* **Written problem**: Only the lines holding the string "delovanjem" are needed. Copy each one.
═══ Supplied records ═══
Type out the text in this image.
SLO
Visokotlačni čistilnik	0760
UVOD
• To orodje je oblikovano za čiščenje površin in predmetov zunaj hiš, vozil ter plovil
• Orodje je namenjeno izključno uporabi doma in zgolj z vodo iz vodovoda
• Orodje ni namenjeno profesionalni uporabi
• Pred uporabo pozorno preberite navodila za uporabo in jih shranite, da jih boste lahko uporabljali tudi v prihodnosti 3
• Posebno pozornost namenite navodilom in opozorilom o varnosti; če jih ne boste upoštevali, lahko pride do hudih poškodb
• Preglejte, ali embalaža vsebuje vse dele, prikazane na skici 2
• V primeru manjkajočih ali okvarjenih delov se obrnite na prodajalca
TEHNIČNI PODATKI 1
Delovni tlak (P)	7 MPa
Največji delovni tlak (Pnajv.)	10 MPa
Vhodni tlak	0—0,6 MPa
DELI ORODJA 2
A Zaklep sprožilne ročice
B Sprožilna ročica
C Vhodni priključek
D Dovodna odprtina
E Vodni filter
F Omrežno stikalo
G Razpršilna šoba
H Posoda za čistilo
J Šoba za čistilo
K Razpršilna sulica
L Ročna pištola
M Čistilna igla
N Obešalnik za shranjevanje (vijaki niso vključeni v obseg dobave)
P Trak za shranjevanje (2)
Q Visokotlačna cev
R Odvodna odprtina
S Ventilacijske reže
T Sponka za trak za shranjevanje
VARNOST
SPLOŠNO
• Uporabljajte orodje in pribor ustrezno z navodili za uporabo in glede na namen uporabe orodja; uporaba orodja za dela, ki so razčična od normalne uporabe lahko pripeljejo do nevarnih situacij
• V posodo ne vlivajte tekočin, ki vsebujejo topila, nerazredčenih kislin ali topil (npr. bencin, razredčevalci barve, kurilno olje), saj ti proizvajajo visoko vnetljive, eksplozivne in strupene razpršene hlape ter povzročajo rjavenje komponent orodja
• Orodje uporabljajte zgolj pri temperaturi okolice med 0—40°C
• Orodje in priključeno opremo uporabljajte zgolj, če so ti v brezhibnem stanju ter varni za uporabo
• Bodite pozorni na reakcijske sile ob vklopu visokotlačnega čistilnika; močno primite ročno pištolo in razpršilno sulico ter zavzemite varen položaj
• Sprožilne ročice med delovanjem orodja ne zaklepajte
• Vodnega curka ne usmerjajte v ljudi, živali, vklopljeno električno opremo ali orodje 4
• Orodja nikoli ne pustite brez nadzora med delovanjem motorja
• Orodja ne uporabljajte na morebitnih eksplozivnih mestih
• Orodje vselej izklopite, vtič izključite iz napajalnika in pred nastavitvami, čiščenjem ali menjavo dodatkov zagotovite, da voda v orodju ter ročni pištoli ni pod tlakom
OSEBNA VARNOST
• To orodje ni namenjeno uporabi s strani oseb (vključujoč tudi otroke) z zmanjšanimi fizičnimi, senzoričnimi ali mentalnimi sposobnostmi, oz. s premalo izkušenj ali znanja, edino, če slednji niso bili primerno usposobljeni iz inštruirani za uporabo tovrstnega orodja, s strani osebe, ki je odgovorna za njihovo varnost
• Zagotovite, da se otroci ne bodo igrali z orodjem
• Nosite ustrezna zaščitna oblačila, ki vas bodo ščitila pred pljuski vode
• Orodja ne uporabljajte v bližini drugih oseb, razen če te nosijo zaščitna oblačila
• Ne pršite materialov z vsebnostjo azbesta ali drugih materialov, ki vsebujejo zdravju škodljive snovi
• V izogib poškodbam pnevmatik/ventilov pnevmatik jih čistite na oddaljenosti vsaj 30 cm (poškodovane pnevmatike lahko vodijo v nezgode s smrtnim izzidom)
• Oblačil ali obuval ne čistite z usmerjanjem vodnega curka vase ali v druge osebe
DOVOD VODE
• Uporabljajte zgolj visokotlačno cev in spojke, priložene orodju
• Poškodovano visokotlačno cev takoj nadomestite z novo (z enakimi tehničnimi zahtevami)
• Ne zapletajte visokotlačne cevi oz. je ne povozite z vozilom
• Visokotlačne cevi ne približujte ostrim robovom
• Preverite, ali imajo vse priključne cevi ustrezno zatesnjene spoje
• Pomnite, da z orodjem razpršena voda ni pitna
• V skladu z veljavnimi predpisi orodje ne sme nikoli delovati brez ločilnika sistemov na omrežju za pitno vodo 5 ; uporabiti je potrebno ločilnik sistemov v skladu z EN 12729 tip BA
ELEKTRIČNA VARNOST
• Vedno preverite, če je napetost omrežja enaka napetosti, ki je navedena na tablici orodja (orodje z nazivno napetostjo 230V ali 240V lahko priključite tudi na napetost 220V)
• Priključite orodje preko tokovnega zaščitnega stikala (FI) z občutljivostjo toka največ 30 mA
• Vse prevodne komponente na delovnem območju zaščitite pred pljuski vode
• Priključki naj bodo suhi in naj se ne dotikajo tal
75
═══
* **Output of the exercise**:
• Sprožilne ročice med delovanjem orodja ne zaklepajte
• Orodja nikoli ne pustite brez nadzora med delovanjem motorja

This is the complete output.